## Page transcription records
↓
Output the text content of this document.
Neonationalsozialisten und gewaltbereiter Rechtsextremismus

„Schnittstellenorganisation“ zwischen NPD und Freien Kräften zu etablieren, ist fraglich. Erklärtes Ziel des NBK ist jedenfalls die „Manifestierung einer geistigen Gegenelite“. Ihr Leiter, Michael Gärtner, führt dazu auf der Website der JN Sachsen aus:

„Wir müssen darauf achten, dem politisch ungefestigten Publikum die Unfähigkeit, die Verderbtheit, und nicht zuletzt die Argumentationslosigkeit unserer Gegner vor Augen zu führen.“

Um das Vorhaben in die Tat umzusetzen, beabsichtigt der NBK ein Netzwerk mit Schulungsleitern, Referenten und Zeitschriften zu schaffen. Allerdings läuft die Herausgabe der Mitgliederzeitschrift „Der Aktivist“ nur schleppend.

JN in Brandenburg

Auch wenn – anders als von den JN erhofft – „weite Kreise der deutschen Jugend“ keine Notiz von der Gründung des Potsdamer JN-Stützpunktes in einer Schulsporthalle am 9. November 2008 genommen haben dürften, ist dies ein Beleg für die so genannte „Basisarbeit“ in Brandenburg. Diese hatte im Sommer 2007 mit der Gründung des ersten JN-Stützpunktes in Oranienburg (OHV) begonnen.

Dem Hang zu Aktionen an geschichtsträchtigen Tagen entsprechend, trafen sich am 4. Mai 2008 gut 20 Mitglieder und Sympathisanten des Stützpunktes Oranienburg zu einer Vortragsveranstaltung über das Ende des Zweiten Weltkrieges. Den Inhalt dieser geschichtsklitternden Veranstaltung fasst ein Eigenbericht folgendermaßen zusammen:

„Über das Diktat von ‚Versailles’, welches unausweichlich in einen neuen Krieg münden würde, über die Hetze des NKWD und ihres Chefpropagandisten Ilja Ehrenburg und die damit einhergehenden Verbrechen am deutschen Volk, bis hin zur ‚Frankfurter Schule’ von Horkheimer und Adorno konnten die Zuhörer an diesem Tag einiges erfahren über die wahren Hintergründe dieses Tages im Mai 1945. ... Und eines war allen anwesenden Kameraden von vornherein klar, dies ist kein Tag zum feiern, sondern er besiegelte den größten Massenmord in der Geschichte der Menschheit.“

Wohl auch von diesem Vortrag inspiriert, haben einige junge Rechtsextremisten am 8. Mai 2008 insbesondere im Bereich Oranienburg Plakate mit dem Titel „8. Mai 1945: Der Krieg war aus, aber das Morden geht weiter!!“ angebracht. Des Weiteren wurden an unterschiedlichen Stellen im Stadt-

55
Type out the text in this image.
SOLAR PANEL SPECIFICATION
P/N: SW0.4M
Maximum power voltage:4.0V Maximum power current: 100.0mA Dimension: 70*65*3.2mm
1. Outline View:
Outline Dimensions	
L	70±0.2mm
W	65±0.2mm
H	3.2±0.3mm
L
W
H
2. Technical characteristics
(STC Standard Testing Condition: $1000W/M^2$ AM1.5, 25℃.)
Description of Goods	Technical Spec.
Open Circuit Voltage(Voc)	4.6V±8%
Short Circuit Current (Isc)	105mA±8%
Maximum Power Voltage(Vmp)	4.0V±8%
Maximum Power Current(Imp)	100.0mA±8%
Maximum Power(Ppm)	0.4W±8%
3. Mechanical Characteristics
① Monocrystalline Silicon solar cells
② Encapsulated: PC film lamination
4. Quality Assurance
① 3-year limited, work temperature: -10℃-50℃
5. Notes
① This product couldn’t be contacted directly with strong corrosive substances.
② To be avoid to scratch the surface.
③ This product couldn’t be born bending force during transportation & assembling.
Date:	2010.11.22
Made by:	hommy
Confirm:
↑
## Assigned task
Provide only the number of lines in the records containing the string "Stützpunktes".

## Output for this task
2